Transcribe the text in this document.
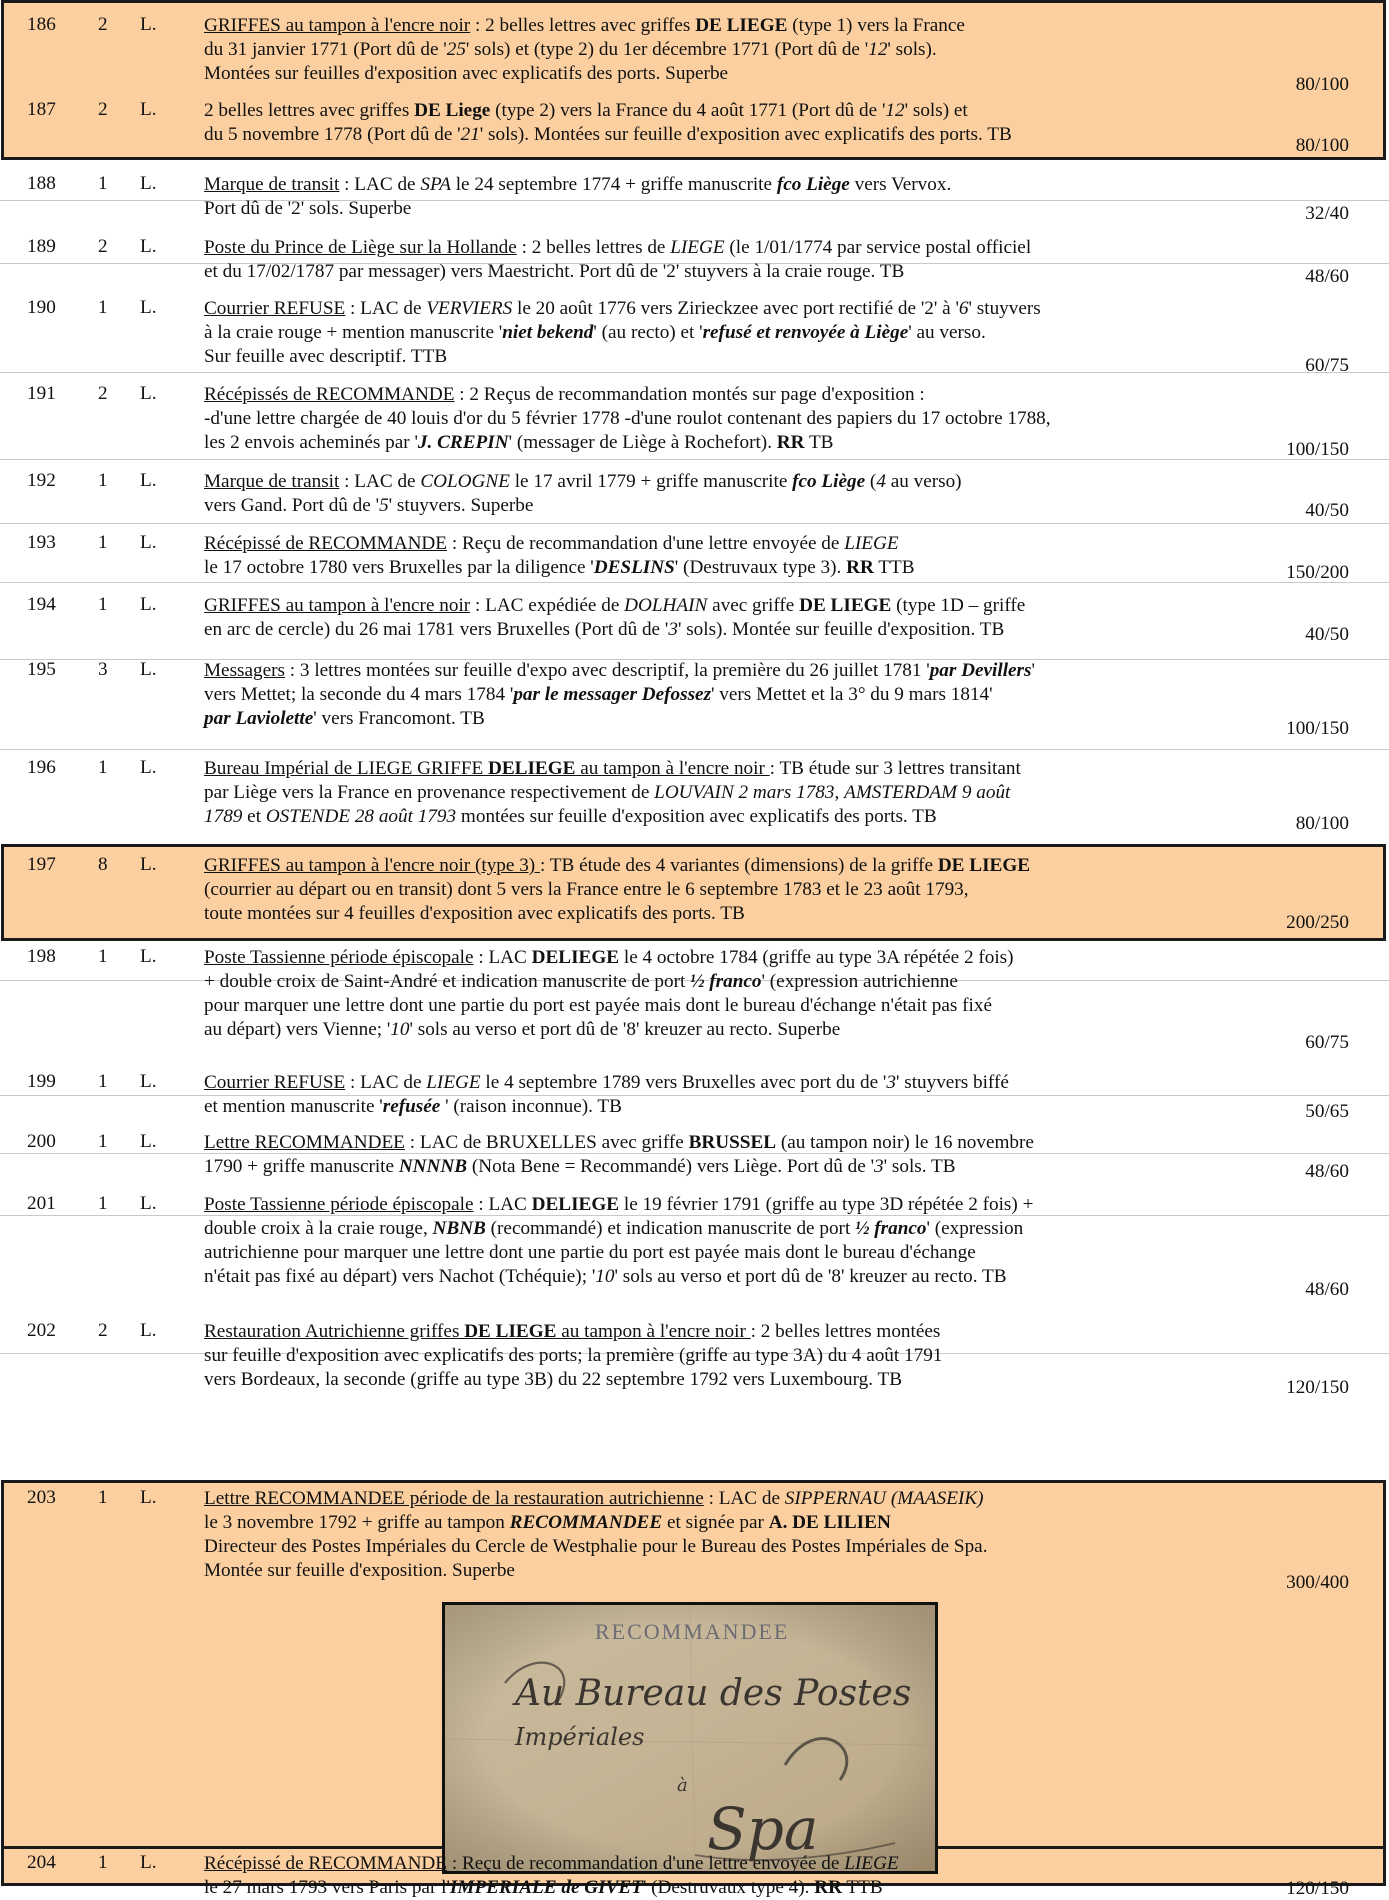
186 2 L. GRIFFES au tampon à l'encre noir : 2 belles lettres avec griffes DE LIEGE (type 1) vers la France
du 31 janvier 1771 (Port dû de '25' sols) et (type 2) du 1er décembre 1771 (Port dû de '12' sols).
Montées sur feuilles d'exposition avec explicatifs des ports. Superbe
80/100
187 2 L. 2 belles lettres avec griffes DE Liege (type 2) vers la France du 4 août 1771 (Port dû de '12' sols) et
du 5 novembre 1778 (Port dû de '21' sols). Montées sur feuille d'exposition avec explicatifs des ports. TB
80/100
188 1 L. Marque de transit : LAC de SPA le 24 septembre 1774 + griffe manuscrite fco Liège vers Vervox.
Port dû de '2' sols. Superbe	32/40
189 2 L. Poste du Prince de Liège sur la Hollande : 2 belles lettres de LIEGE (le 1/01/1774 par service postal officiel
et du 17/02/1787 par messager) vers Maestricht. Port dû de '2' stuyvers à la craie rouge. TB	48/60
190 1 L. Courrier REFUSE : LAC de VERVIERS le 20 août 1776 vers Zirieckzee avec port rectifié de '2' à '6' stuyvers
à la craie rouge + mention manuscrite 'niet bekend' (au recto) et 'refusé et renvoyée à Liège' au verso.
Sur feuille avec descriptif. TTB	60/75
191 2 L. Récépissés de RECOMMANDE : 2 Reçus de recommandation montés sur page d'exposition :
-d'une lettre chargée de 40 louis d'or du 5 février 1778 -d'une roulot contenant des papiers du 17 octobre 1788,
les 2 envois acheminés par 'J. CREPIN' (messager de Liège à Rochefort). RR TB	100/150
192 1 L. Marque de transit : LAC de COLOGNE le 17 avril 1779 + griffe manuscrite fco Liège (4 au verso)
vers Gand. Port dû de '5' stuyvers. Superbe	40/50
193 1 L. Récépissé de RECOMMANDE : Reçu de recommandation d'une lettre envoyée de LIEGE
le 17 octobre 1780 vers Bruxelles par la diligence 'DESLINS' (Destruvaux type 3). RR TTB	150/200
194 1 L. GRIFFES au tampon à l'encre noir : LAC expédiée de DOLHAIN avec griffe DE LIEGE (type 1D – griffe
en arc de cercle) du 26 mai 1781 vers Bruxelles (Port dû de '3' sols). Montée sur feuille d'exposition. TB	40/50
195 3 L. Messagers : 3 lettres montées sur feuille d'expo avec descriptif, la première du 26 juillet 1781 'par Devillers'
vers Mettet; la seconde du 4 mars 1784 'par le messager Defossez' vers Mettet et la 3° du 9 mars 1814'
par Laviolette' vers Francomont. TB	100/150
196 1 L. Bureau Impérial de LIEGE GRIFFE DELIEGE au tampon à l'encre noir : TB étude sur 3 lettres transitant
par Liège vers la France en provenance respectivement de LOUVAIN 2 mars 1783, AMSTERDAM 9 août
1789 et OSTENDE 28 août 1793 montées sur feuille d'exposition avec explicatifs des ports. TB	80/100
197 8 L. GRIFFES au tampon à l'encre noir (type 3) : TB étude des 4 variantes (dimensions) de la griffe DE LIEGE
(courrier au départ ou en transit) dont 5 vers la France entre le 6 septembre 1783 et le 23 août 1793,
toute montées sur 4 feuilles d'exposition avec explicatifs des ports. TB	200/250
198 1 L. Poste Tassienne période épiscopale : LAC DELIEGE le 4 octobre 1784 (griffe au type 3A répétée 2 fois)
+ double croix de Saint-André et indication manuscrite de port ½ franco' (expression autrichienne
pour marquer une lettre dont une partie du port est payée mais dont le bureau d'échange n'était pas fixé
au départ) vers Vienne; '10' sols au verso et port dû de '8' kreuzer au recto. Superbe
60/75
199 1 L. Courrier REFUSE : LAC de LIEGE le 4 septembre 1789 vers Bruxelles avec port du de '3' stuyvers biffé
et mention manuscrite 'refusée ' (raison inconnue). TB	50/65
200 1 L. Lettre RECOMMANDEE : LAC de BRUXELLES avec griffe BRUSSEL (au tampon noir) le 16 novembre
1790 + griffe manuscrite NNNNB (Nota Bene = Recommandé) vers Liège. Port dû de '3' sols. TB	48/60
201 1 L. Poste Tassienne période épiscopale : LAC DELIEGE le 19 février 1791 (griffe au type 3D répétée 2 fois) +
double croix à la craie rouge, NBNB (recommandé) et indication manuscrite de port ½ franco' (expression
autrichienne pour marquer une lettre dont une partie du port est payée mais dont le bureau d'échange
n'était pas fixé au départ) vers Nachot (Tchéquie); '10' sols au verso et port dû de '8' kreuzer au recto. TB
48/60
202 2 L. Restauration Autrichienne griffes DE LIEGE au tampon à l'encre noir : 2 belles lettres montées
sur feuille d'exposition avec explicatifs des ports; la première (griffe au type 3A) du 4 août 1791
vers Bordeaux, la seconde (griffe au type 3B) du 22 septembre 1792 vers Luxembourg. TB	120/150
203 1 L. Lettre RECOMMANDEE période de la restauration autrichienne : LAC de SIPPERNAU (MAASEIK)
le 3 novembre 1792 + griffe au tampon RECOMMANDEE et signée par A. DE LILIEN
Directeur des Postes Impériales du Cercle de Westphalie pour le Bureau des Postes Impériales de Spa.
Montée sur feuille d'exposition. Superbe
300/400
RECOMMANDEE
Au Bureau des Postes
Impériales
à
Spa
204 1 L. Récépissé de RECOMMANDE : Reçu de recommandation d'une lettre envoyée de LIEGE
le 27 mars 1793 vers Paris par l'IMPERIALE de GIVET' (Destruvaux type 4). RR TTB	120/150
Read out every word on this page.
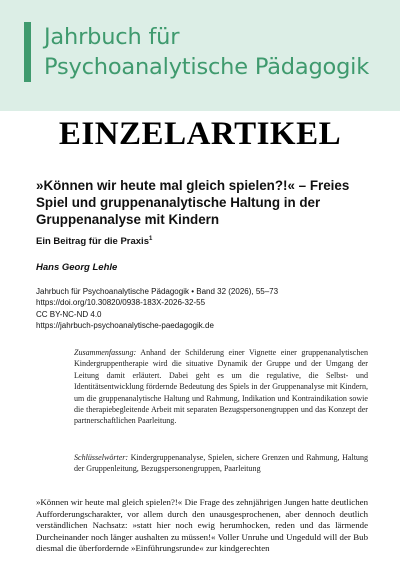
Jahrbuch für
Psychoanalytische Pädagogik
EINZELARTIKEL
»Können wir heute mal gleich spielen?!« – Freies Spiel und gruppenanalytische Haltung in der Gruppenanalyse mit Kindern
Ein Beitrag für die Praxis$^1$
Hans Georg Lehle
Jahrbuch für Psychoanalytische Pädagogik • Band 32 (2026), 55–73
https://doi.org/10.30820/0938-183X-2026-32-55
CC BY-NC-ND 4.0
https://jahrbuch-psychoanalytische-paedagogik.de
Zusammenfassung: Anhand der Schilderung einer Vignette einer gruppenanalytischen Kindergruppentherapie wird die situative Dynamik der Gruppe und der Umgang der Leitung damit erläutert. Dabei geht es um die regulative, die Selbst- und Identitätsentwicklung fördernde Bedeutung des Spiels in der Gruppenanalyse mit Kindern, um die gruppenanalytische Haltung und Rahmung, Indikation und Kontraindikation sowie die therapiebegleitende Arbeit mit separaten Bezugspersonengruppen und das Konzept der partnerschaftlichen Paarleitung.
Schlüsselwörter: Kindergruppenanalyse, Spielen, sichere Grenzen und Rahmung, Haltung der Gruppenleitung, Bezugspersonengruppen, Paarleitung
»Können wir heute mal gleich spielen?!« Die Frage des zehnjährigen Jungen hatte deutlichen Aufforderungscharakter, vor allem durch den unausgesprochenen, aber dennoch deutlich verständlichen Nachsatz: »statt hier noch ewig herumhocken, reden und das lärmende Durcheinander noch länger aushalten zu müssen!« Voller Unruhe und Ungeduld will der Bub diesmal die überfordernde »Einführungsrunde« zur kindgerechten
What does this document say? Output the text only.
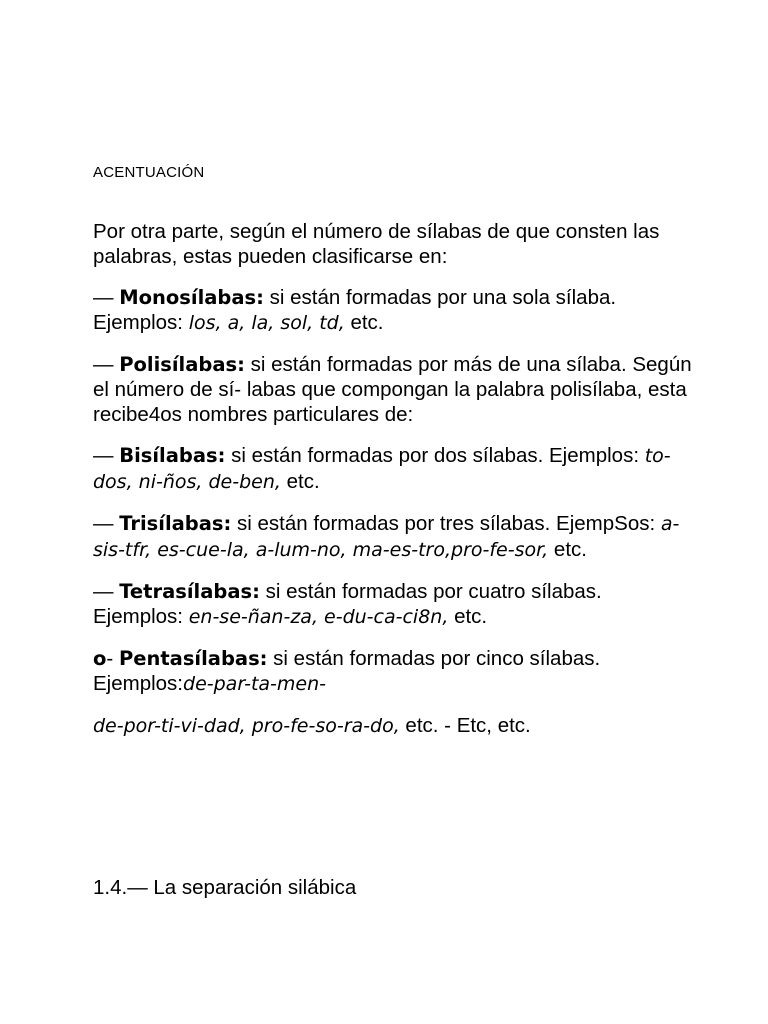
ACENTUACIÓN

Por otra parte, según el número de sílabas de que consten las palabras, estas pueden clasificarse en:

— Monosílabas: si están formadas por una sola sílaba. Ejemplos: los, a, la, sol, td, etc.

— Polisílabas: si están formadas por más de una sílaba. Según el número de sí- labas que compongan la palabra polisílaba, esta recibe4os nombres particulares de:

— Bisílabas: si están formadas por dos sílabas. Ejemplos: to-dos, ni-ños, de-ben, etc.

— Trisílabas: si están formadas por tres sílabas. EjempSos: a-sis-tfr, es-cue-la, a-lum-no, ma-es-tro,pro-fe-sor, etc.

— Tetrasílabas: si están formadas por cuatro sílabas. Ejemplos: en-se-ñan-za, e-du-ca-ci8n, etc.

o- Pentasílabas: si están formadas por cinco sílabas. Ejemplos:de-par-ta-men-

de-por-ti-vi-dad, pro-fe-so-ra-do, etc. - Etc, etc.

1.4.— La separación silábica
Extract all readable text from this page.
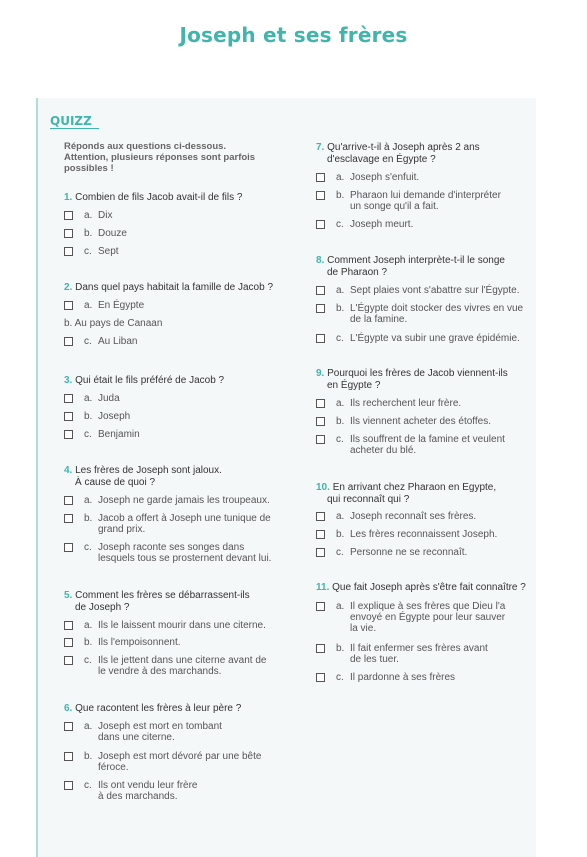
Joseph et ses frères
QUIZZ
Réponds aux questions ci-dessous.
Attention, plusieurs réponses sont parfois
possibles !
1. Combien de fils Jacob avait-il de fils ?
a. Dix
b. Douze
c. Sept
2. Dans quel pays habitait la famille de Jacob ?
a. En Égypte
b. Au pays de Canaan
c. Au Liban
3. Qui était le fils préféré de Jacob ?
a. Juda
b. Joseph
c. Benjamin
4. Les frères de Joseph sont jaloux.
À cause de quoi ?
a. Joseph ne garde jamais les troupeaux.
b. Jacob a offert à Joseph une tunique de
grand prix.
c. Joseph raconte ses songes dans
lesquels tous se prosternent devant lui.
5. Comment les frères se débarrassent-ils
de Joseph ?
a. Ils le laissent mourir dans une citerne.
b. Ils l'empoisonnent.
c. Ils le jettent dans une citerne avant de
le vendre à des marchands.
6. Que racontent les frères à leur père ?
a. Joseph est mort en tombant
dans une citerne.
b. Joseph est mort dévoré par une bête
féroce.
c. Ils ont vendu leur frère
à des marchands.
7. Qu'arrive-t-il à Joseph après 2 ans
d'esclavage en Égypte ?
a. Joseph s'enfuit.
b. Pharaon lui demande d'interpréter
un songe qu'il a fait.
c. Joseph meurt.
8. Comment Joseph interprète-t-il le songe
de Pharaon ?
a. Sept plaies vont s'abattre sur l'Égypte.
b. L'Égypte doit stocker des vivres en vue
de la famine.
c. L'Égypte va subir une grave épidémie.
9. Pourquoi les frères de Jacob viennent-ils
en Égypte ?
a. Ils recherchent leur frère.
b. Ils viennent acheter des étoffes.
c. Ils souffrent de la famine et veulent
acheter du blé.
10. En arrivant chez Pharaon en Egypte,
qui reconnaît qui ?
a. Joseph reconnaît ses frères.
b. Les frères reconnaissent Joseph.
c. Personne ne se reconnaît.
11. Que fait Joseph après s'être fait connaître ?
a. Il explique à ses frères que Dieu l'a
envoyé en Égypte pour leur sauver
la vie.
b. Il fait enfermer ses frères avant
de les tuer.
c. Il pardonne à ses frères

EXERCISE OBJECTIVE:
Wherever a line in the data above holds "document", copy that line.

WRITTEN REPLY:
Transcribe the text in this document.
What does this document say? Output the text only.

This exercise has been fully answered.